◆ **Task details**: Set down the records once more, please, exactly and with the pictures left out.

* * *

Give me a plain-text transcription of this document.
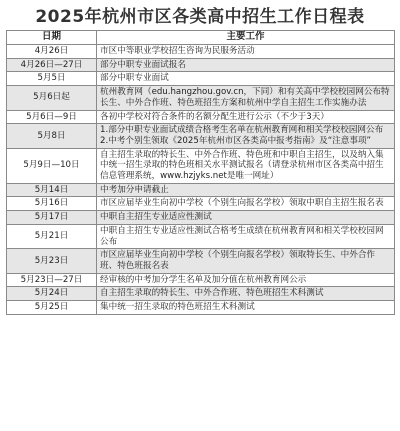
2025年杭州市区各类高中招生工作日程表
日期	主要工作
4月26日	市区中等职业学校招生咨询为民服务活动
4月26日—27日	部分中职专业面试报名
5月5日	部分中职专业面试
5月6日起	杭州教育网（edu.hangzhou.gov.cn，下同）和有关高中学校校园网公布特长生、中外合作班、特色班招生方案和杭州中学自主招生工作实施办法
5月6日—9日	各初中学校对符合条件的名额分配生进行公示（不少于3天）
5月8日	1.部分中职专业面试成绩合格考生名单在杭州教育网和相关学校校园网公布
2.中考个别生领取《2025年杭州市区各类高中报考指南》及“注意事项”
5月9日—10日	自主招生录取的特长生、中外合作班、特色班和中职自主招生，以及纳入集中统一招生录取的特色班相关水平测试报名（请登录杭州市区各类高中招生信息管理系统，www.hzjyks.net是唯一网址）
5月14日	中考加分申请截止
5月16日	市区应届毕业生向初中学校（个别生向报名学校）领取中职自主招生报名表
5月17日	中职自主招生专业适应性测试
5月21日	中职自主招生专业适应性测试合格考生成绩在杭州教育网和相关学校校园网公布
5月23日	市区应届毕业生向初中学校（个别生向报名学校）领取特长生、中外合作班、特色班报名表
5月23日—27日	经审核的中考加分学生名单及加分值在杭州教育网公示
5月24日	自主招生录取的特长生、中外合作班、特色班招生术科测试
5月25日	集中统一招生录取的特色班招生术科测试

* * *

◆ **Task output**:
Give me a plain-text transcription of this document.
2025年杭州市区各类高中招生工作日程表
日期	主要工作
4月26日	市区中等职业学校招生咨询为民服务活动
4月26日—27日	部分中职专业面试报名
5月5日	部分中职专业面试
5月6日起	杭州教育网（edu.hangzhou.gov.cn，下同）和有关高中学校校园网公布特长生、中外合作班、特色班招生方案和杭州中学自主招生工作实施办法
5月6日—9日	各初中学校对符合条件的名额分配生进行公示（不少于3天）
5月8日	1.部分中职专业面试成绩合格考生名单在杭州教育网和相关学校校园网公布
2.中考个别生领取《2025年杭州市区各类高中报考指南》及“注意事项”
5月9日—10日	自主招生录取的特长生、中外合作班、特色班和中职自主招生，以及纳入集中统一招生录取的特色班相关水平测试报名（请登录杭州市区各类高中招生信息管理系统，www.hzjyks.net是唯一网址）
5月14日	中考加分申请截止
5月16日	市区应届毕业生向初中学校（个别生向报名学校）领取中职自主招生报名表
5月17日	中职自主招生专业适应性测试
5月21日	中职自主招生专业适应性测试合格考生成绩在杭州教育网和相关学校校园网公布
5月23日	市区应届毕业生向初中学校（个别生向报名学校）领取特长生、中外合作班、特色班报名表
5月23日—27日	经审核的中考加分学生名单及加分值在杭州教育网公示
5月24日	自主招生录取的特长生、中外合作班、特色班招生术科测试
5月25日	集中统一招生录取的特色班招生术科测试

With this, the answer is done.